[[ TEXT PROVIDED open ]]
With the use of an FCC pre-certified radio module, it’s important to remember that the FCC does not care if your product works. The FCC only cares if you cause interference or harm to people or other devices. As long as you don’t cause interference, you can design, produce, and ship a device that doesn’t technically work; and the FCC is fine with that. Your market and your customer is not fine with that, and negative customer reviews will quickly drive a negative perception in the market. The other issue we see with pre-certified radio modules is that additional FCC certification is still required because radio modules can’t be used near people or other transmitters without additional testing (see our SAR white paper). For things like LoRa, WiFi or BlueTooth, this largely defeats the point of using a radio module in the first place.
Many manufacturers don’t do radiated receiver testing so they wouldn’t know there is a problem. That is, they build a product that has a key performance parameter that’s critical to the device’s market acceptance and commercial success, and they fail to check in the DVT to know how their design performs. They also often don’t check it in production to verify that production units actually function. Common examples are BlueTooth and WiFi based products that use off the shelf or pre-certified radio modules. It’s also not uncommon in cellular devices designed for Europe and Asia where carriers don’t enforce minimum performance requirements. When you do DVT, you should measure every performance factor in the device to ensure it meets basic market requirements. Bringing a new product to market that relies on WiFi and only finding out from your Amazon reviews that the “WiFi range was really bad” or that “the other device I have works much better” is not sound engineering or business strategy.
[[ TEXT PROVIDED closed ]]
* [EXERCISE GOAL]: From the passage on radio modules and receiver testing above, extract the exact wording from "With the use" up to and including "the first place.".
[[ DATA RECORDS open ]]
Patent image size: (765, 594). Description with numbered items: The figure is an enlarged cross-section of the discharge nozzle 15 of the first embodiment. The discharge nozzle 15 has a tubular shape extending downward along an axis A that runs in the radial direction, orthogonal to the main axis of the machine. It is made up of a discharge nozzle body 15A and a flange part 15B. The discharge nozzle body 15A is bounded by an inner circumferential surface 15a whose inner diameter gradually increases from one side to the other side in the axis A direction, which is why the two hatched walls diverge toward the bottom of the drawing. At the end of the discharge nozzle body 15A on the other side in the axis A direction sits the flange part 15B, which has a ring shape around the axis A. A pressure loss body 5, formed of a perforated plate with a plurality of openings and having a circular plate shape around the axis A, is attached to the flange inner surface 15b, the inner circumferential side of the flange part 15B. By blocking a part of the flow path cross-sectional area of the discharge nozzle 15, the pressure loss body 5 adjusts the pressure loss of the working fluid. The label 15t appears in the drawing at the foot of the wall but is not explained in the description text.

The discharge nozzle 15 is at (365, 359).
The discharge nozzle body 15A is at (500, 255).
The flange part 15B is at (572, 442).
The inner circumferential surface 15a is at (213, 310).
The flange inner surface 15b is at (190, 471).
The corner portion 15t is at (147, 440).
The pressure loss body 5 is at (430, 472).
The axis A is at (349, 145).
[[ DATA RECORDS closed ]]
* [ANSWER]:
With the use of an FCC pre-certified radio module, it’s important to remember that the FCC does not care if your product works. The FCC only cares if you cause interference or harm to people or other devices. As long as you don’t cause interference, you can design, produce, and ship a device that doesn’t technically work; and the FCC is fine with that. Your market and your customer is not fine with that, and negative customer reviews will quickly drive a negative perception in the market. The other issue we see with pre-certified radio modules is that additional FCC certification is still required because radio modules can’t be used near people or other transmitters without additional testing (see our SAR white paper). For things like LoRa, WiFi or BlueTooth, this largely defeats the point of using a radio module in the first place.